- **Problem statement**:
Copy nothing but the text: repeat each entry exactly and drop the images.

- **Data for this task**:
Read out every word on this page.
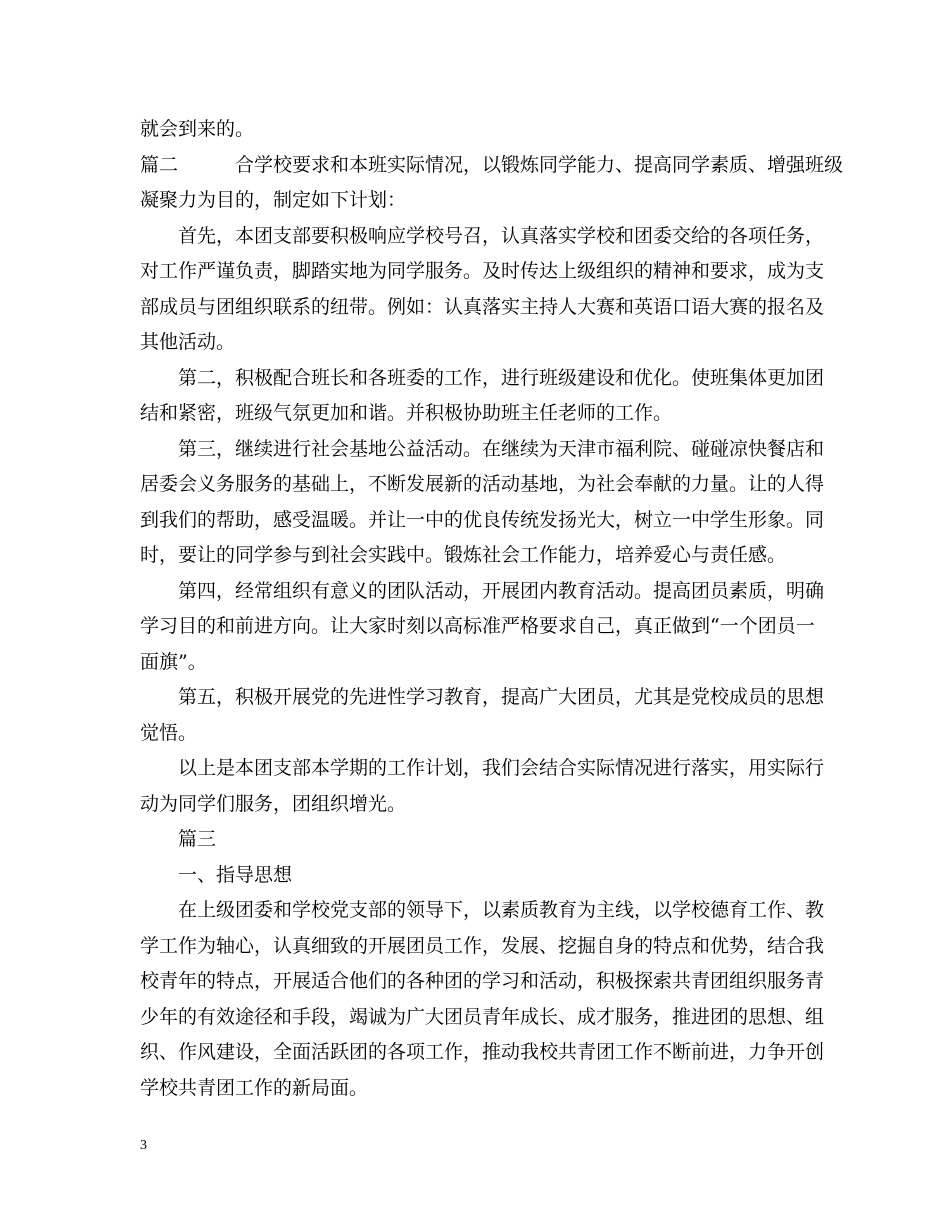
就会到来的。
篇二	合学校要求和本班实际情况，以锻炼同学能力、提高同学素质、增强班级
凝聚力为目的，制定如下计划：
　　首先，本团支部要积极响应学校号召，认真落实学校和团委交给的各项任务，
对工作严谨负责，脚踏实地为同学服务。及时传达上级组织的精神和要求，成为支
部成员与团组织联系的纽带。例如：认真落实主持人大赛和英语口语大赛的报名及
其他活动。
　　第二，积极配合班长和各班委的工作，进行班级建设和优化。使班集体更加团
结和紧密，班级气氛更加和谐。并积极协助班主任老师的工作。
　　第三，继续进行社会基地公益活动。在继续为天津市福利院、碰碰凉快餐店和
居委会义务服务的基础上，不断发展新的活动基地，为社会奉献的力量。让的人得
到我们的帮助，感受温暖。并让一中的优良传统发扬光大，树立一中学生形象。同
时，要让的同学参与到社会实践中。锻炼社会工作能力，培养爱心与责任感。
　　第四，经常组织有意义的团队活动，开展团内教育活动。提高团员素质，明确
学习目的和前进方向。让大家时刻以高标准严格要求自己，真正做到“一个团员一
面旗”。
　　第五，积极开展党的先进性学习教育，提高广大团员，尤其是党校成员的思想
觉悟。
　　以上是本团支部本学期的工作计划，我们会结合实际情况进行落实，用实际行
动为同学们服务，团组织增光。
　　篇三
　　一、指导思想
　　在上级团委和学校党支部的领导下，以素质教育为主线，以学校德育工作、教
学工作为轴心，认真细致的开展团员工作，发展、挖掘自身的特点和优势，结合我
校青年的特点，开展适合他们的各种团的学习和活动，积极探索共青团组织服务青
少年的有效途径和手段，竭诚为广大团员青年成长、成才服务，推进团的思想、组
织、作风建设，全面活跃团的各项工作，推动我校共青团工作不断前进，力争开创
学校共青团工作的新局面。
3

- **Task result**:
Read out every word on this page.
就会到来的。
篇二	合学校要求和本班实际情况，以锻炼同学能力、提高同学素质、增强班级
凝聚力为目的，制定如下计划：
　　首先，本团支部要积极响应学校号召，认真落实学校和团委交给的各项任务，
对工作严谨负责，脚踏实地为同学服务。及时传达上级组织的精神和要求，成为支
部成员与团组织联系的纽带。例如：认真落实主持人大赛和英语口语大赛的报名及
其他活动。
　　第二，积极配合班长和各班委的工作，进行班级建设和优化。使班集体更加团
结和紧密，班级气氛更加和谐。并积极协助班主任老师的工作。
　　第三，继续进行社会基地公益活动。在继续为天津市福利院、碰碰凉快餐店和
居委会义务服务的基础上，不断发展新的活动基地，为社会奉献的力量。让的人得
到我们的帮助，感受温暖。并让一中的优良传统发扬光大，树立一中学生形象。同
时，要让的同学参与到社会实践中。锻炼社会工作能力，培养爱心与责任感。
　　第四，经常组织有意义的团队活动，开展团内教育活动。提高团员素质，明确
学习目的和前进方向。让大家时刻以高标准严格要求自己，真正做到“一个团员一
面旗”。
　　第五，积极开展党的先进性学习教育，提高广大团员，尤其是党校成员的思想
觉悟。
　　以上是本团支部本学期的工作计划，我们会结合实际情况进行落实，用实际行
动为同学们服务，团组织增光。
　　篇三
　　一、指导思想
　　在上级团委和学校党支部的领导下，以素质教育为主线，以学校德育工作、教
学工作为轴心，认真细致的开展团员工作，发展、挖掘自身的特点和优势，结合我
校青年的特点，开展适合他们的各种团的学习和活动，积极探索共青团组织服务青
少年的有效途径和手段，竭诚为广大团员青年成长、成才服务，推进团的思想、组
织、作风建设，全面活跃团的各项工作，推动我校共青团工作不断前进，力争开创
学校共青团工作的新局面。
3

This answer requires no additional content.